- [WHAT YOU SHOULD DO]:
Give all of the data below again exactly, and drop the images.

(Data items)
------
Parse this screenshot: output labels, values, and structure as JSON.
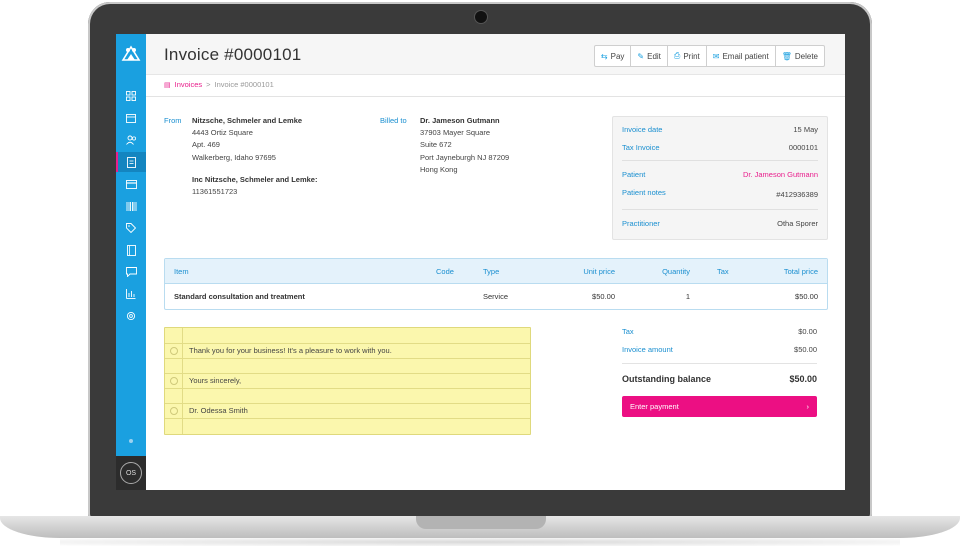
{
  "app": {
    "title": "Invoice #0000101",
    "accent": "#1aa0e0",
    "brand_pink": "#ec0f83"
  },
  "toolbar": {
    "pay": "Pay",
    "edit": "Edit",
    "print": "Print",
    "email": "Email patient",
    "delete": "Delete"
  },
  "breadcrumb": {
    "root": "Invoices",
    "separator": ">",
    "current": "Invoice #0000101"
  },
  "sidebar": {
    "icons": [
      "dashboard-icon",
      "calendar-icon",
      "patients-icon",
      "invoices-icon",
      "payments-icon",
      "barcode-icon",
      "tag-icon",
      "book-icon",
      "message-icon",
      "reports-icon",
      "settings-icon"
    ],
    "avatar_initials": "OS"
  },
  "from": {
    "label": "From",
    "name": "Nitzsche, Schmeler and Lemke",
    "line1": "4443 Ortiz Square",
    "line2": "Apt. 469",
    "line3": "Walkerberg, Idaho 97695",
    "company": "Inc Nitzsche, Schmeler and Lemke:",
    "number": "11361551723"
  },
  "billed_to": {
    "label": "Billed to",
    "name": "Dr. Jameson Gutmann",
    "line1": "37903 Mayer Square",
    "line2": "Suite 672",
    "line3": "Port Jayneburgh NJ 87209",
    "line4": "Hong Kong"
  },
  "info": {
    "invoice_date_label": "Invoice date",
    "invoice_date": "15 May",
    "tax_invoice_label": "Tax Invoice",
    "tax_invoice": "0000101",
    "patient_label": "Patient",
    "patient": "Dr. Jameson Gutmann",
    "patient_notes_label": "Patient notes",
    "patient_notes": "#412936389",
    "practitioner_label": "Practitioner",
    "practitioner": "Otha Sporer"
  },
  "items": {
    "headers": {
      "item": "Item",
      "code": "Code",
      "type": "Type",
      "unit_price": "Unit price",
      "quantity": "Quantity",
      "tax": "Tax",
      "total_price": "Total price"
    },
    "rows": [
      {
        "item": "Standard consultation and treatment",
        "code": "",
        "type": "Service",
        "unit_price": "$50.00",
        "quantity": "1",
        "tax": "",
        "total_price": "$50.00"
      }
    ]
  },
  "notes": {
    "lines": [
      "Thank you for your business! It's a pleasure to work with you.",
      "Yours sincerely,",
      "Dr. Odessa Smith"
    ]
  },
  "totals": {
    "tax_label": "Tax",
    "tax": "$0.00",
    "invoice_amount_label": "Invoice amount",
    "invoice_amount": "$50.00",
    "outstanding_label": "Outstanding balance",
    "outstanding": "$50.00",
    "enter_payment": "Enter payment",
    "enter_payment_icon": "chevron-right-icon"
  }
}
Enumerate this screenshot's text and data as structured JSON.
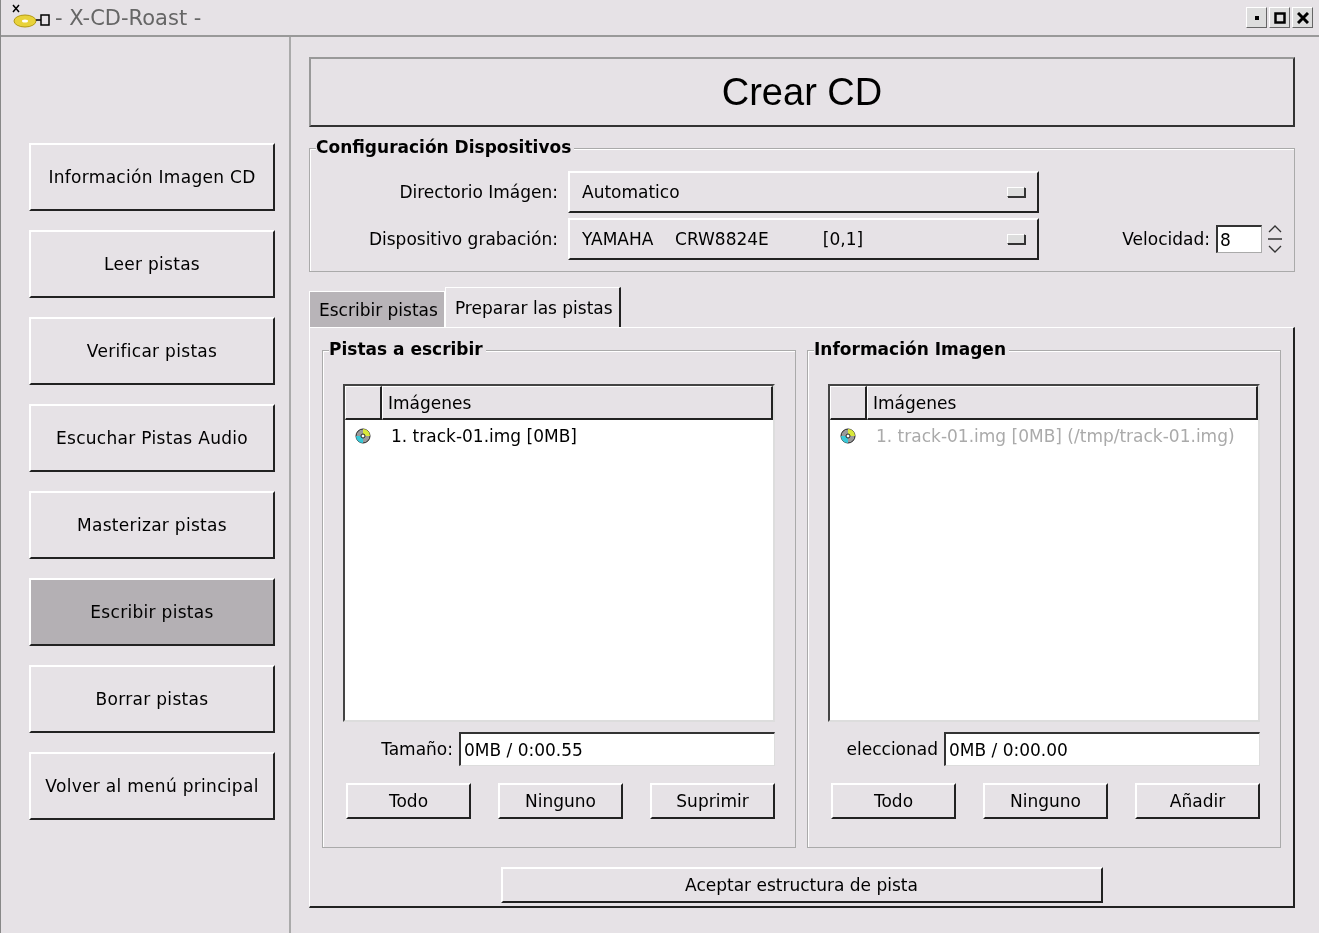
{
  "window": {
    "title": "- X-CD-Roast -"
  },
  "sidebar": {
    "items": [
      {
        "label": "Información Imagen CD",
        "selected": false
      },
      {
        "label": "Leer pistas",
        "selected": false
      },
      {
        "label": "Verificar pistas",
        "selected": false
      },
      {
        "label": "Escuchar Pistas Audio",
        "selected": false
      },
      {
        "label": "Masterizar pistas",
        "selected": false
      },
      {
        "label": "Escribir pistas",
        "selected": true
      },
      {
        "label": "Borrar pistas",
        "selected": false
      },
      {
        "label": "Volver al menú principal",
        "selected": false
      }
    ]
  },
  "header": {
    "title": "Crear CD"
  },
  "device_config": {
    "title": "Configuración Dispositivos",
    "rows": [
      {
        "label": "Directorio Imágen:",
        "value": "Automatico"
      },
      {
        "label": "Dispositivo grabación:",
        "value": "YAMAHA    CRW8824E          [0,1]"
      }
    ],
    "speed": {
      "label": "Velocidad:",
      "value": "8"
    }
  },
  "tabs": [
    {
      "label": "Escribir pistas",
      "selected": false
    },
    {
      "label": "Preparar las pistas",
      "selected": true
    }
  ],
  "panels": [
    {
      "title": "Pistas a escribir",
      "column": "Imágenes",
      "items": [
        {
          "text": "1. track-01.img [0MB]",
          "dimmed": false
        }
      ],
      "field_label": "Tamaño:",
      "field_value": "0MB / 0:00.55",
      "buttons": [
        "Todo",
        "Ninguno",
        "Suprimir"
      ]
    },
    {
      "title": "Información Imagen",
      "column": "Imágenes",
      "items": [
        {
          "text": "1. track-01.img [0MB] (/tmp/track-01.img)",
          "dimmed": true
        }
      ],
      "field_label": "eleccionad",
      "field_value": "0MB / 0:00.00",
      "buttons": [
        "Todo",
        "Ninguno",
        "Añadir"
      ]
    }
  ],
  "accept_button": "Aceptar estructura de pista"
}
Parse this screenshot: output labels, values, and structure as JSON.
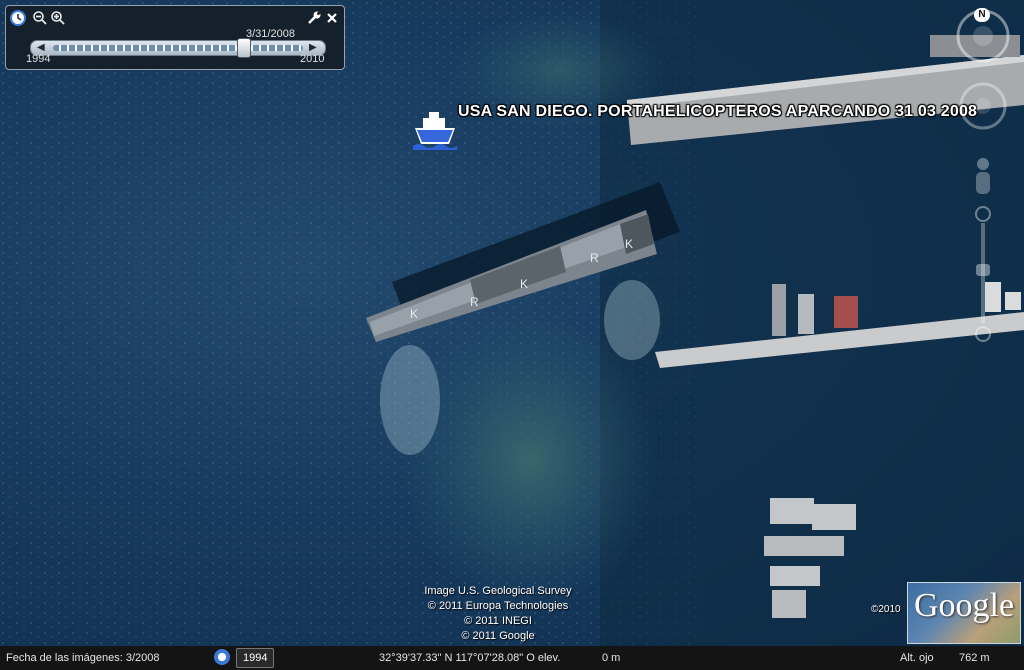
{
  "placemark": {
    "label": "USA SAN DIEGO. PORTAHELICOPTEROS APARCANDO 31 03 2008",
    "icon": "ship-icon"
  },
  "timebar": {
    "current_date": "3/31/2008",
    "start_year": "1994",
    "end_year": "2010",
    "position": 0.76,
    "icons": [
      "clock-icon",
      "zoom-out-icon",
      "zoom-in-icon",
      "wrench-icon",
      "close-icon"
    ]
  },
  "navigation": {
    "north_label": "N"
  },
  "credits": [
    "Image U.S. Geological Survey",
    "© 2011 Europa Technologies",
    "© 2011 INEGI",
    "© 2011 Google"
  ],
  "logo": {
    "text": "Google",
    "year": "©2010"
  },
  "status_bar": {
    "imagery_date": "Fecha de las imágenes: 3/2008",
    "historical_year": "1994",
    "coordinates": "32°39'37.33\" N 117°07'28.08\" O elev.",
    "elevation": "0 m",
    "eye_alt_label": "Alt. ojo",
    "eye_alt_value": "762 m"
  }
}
------
- [RESULT OF THE EXERCISE]:
Parse this screenshot: output labels, values, and structure as JSON.
{
  "app": {
    "title": "Invoice #0000101",
    "accent": "#1aa0e0",
    "brand_pink": "#ec0f83"
  },
  "toolbar": {
    "pay": "Pay",
    "edit": "Edit",
    "print": "Print",
    "email": "Email patient",
    "delete": "Delete"
  },
  "breadcrumb": {
    "root": "Invoices",
    "separator": ">",
    "current": "Invoice #0000101"
  },
  "sidebar": {
    "icons": [
      "dashboard-icon",
      "calendar-icon",
      "patients-icon",
      "invoices-icon",
      "payments-icon",
      "barcode-icon",
      "tag-icon",
      "book-icon",
      "message-icon",
      "reports-icon",
      "settings-icon"
    ],
    "avatar_initials": "OS"
  },
  "from": {
    "label": "From",
    "name": "Nitzsche, Schmeler and Lemke",
    "line1": "4443 Ortiz Square",
    "line2": "Apt. 469",
    "line3": "Walkerberg, Idaho 97695",
    "company": "Inc Nitzsche, Schmeler and Lemke:",
    "number": "11361551723"
  },
  "billed_to": {
    "label": "Billed to",
    "name": "Dr. Jameson Gutmann",
    "line1": "37903 Mayer Square",
    "line2": "Suite 672",
    "line3": "Port Jayneburgh NJ 87209",
    "line4": "Hong Kong"
  },
  "info": {
    "invoice_date_label": "Invoice date",
    "invoice_date": "15 May",
    "tax_invoice_label": "Tax Invoice",
    "tax_invoice": "0000101",
    "patient_label": "Patient",
    "patient": "Dr. Jameson Gutmann",
    "patient_notes_label": "Patient notes",
    "patient_notes": "#412936389",
    "practitioner_label": "Practitioner",
    "practitioner": "Otha Sporer"
  },
  "items": {
    "headers": {
      "item": "Item",
      "code": "Code",
      "type": "Type",
      "unit_price": "Unit price",
      "quantity": "Quantity",
      "tax": "Tax",
      "total_price": "Total price"
    },
    "rows": [
      {
        "item": "Standard consultation and treatment",
        "code": "",
        "type": "Service",
        "unit_price": "$50.00",
        "quantity": "1",
        "tax": "",
        "total_price": "$50.00"
      }
    ]
  },
  "notes": {
    "lines": [
      "Thank you for your business! It's a pleasure to work with you.",
      "Yours sincerely,",
      "Dr. Odessa Smith"
    ]
  },
  "totals": {
    "tax_label": "Tax",
    "tax": "$0.00",
    "invoice_amount_label": "Invoice amount",
    "invoice_amount": "$50.00",
    "outstanding_label": "Outstanding balance",
    "outstanding": "$50.00",
    "enter_payment": "Enter payment",
    "enter_payment_icon": "chevron-right-icon"
  }
}
Enumerate this screenshot's text and data as structured JSON.
{
  "window": {
    "title": "- X-CD-Roast -"
  },
  "sidebar": {
    "items": [
      {
        "label": "Información Imagen CD",
        "selected": false
      },
      {
        "label": "Leer pistas",
        "selected": false
      },
      {
        "label": "Verificar pistas",
        "selected": false
      },
      {
        "label": "Escuchar Pistas Audio",
        "selected": false
      },
      {
        "label": "Masterizar pistas",
        "selected": false
      },
      {
        "label": "Escribir pistas",
        "selected": true
      },
      {
        "label": "Borrar pistas",
        "selected": false
      },
      {
        "label": "Volver al menú principal",
        "selected": false
      }
    ]
  },
  "header": {
    "title": "Crear CD"
  },
  "device_config": {
    "title": "Configuración Dispositivos",
    "rows": [
      {
        "label": "Directorio Imágen:",
        "value": "Automatico"
      },
      {
        "label": "Dispositivo grabación:",
        "value": "YAMAHA    CRW8824E          [0,1]"
      }
    ],
    "speed": {
      "label": "Velocidad:",
      "value": "8"
    }
  },
  "tabs": [
    {
      "label": "Escribir pistas",
      "selected": false
    },
    {
      "label": "Preparar las pistas",
      "selected": true
    }
  ],
  "panels": [
    {
      "title": "Pistas a escribir",
      "column": "Imágenes",
      "items": [
        {
          "text": "1. track-01.img [0MB]",
          "dimmed": false
        }
      ],
      "field_label": "Tamaño:",
      "field_value": "0MB / 0:00.55",
      "buttons": [
        "Todo",
        "Ninguno",
        "Suprimir"
      ]
    },
    {
      "title": "Información Imagen",
      "column": "Imágenes",
      "items": [
        {
          "text": "1. track-01.img [0MB] (/tmp/track-01.img)",
          "dimmed": true
        }
      ],
      "field_label": "eleccionad",
      "field_value": "0MB / 0:00.00",
      "buttons": [
        "Todo",
        "Ninguno",
        "Añadir"
      ]
    }
  ],
  "accept_button": "Aceptar estructura de pista"
}
Parse this screenshot: output labels, values, and structure as JSON.
{
  "placemark": {
    "label": "USA SAN DIEGO. PORTAHELICOPTEROS APARCANDO 31 03 2008",
    "icon": "ship-icon"
  },
  "timebar": {
    "current_date": "3/31/2008",
    "start_year": "1994",
    "end_year": "2010",
    "position": 0.76,
    "icons": [
      "clock-icon",
      "zoom-out-icon",
      "zoom-in-icon",
      "wrench-icon",
      "close-icon"
    ]
  },
  "navigation": {
    "north_label": "N"
  },
  "credits": [
    "Image U.S. Geological Survey",
    "© 2011 Europa Technologies",
    "© 2011 INEGI",
    "© 2011 Google"
  ],
  "logo": {
    "text": "Google",
    "year": "©2010"
  },
  "status_bar": {
    "imagery_date": "Fecha de las imágenes: 3/2008",
    "historical_year": "1994",
    "coordinates": "32°39'37.33\" N 117°07'28.08\" O elev.",
    "elevation": "0 m",
    "eye_alt_label": "Alt. ojo",
    "eye_alt_value": "762 m"
  }
}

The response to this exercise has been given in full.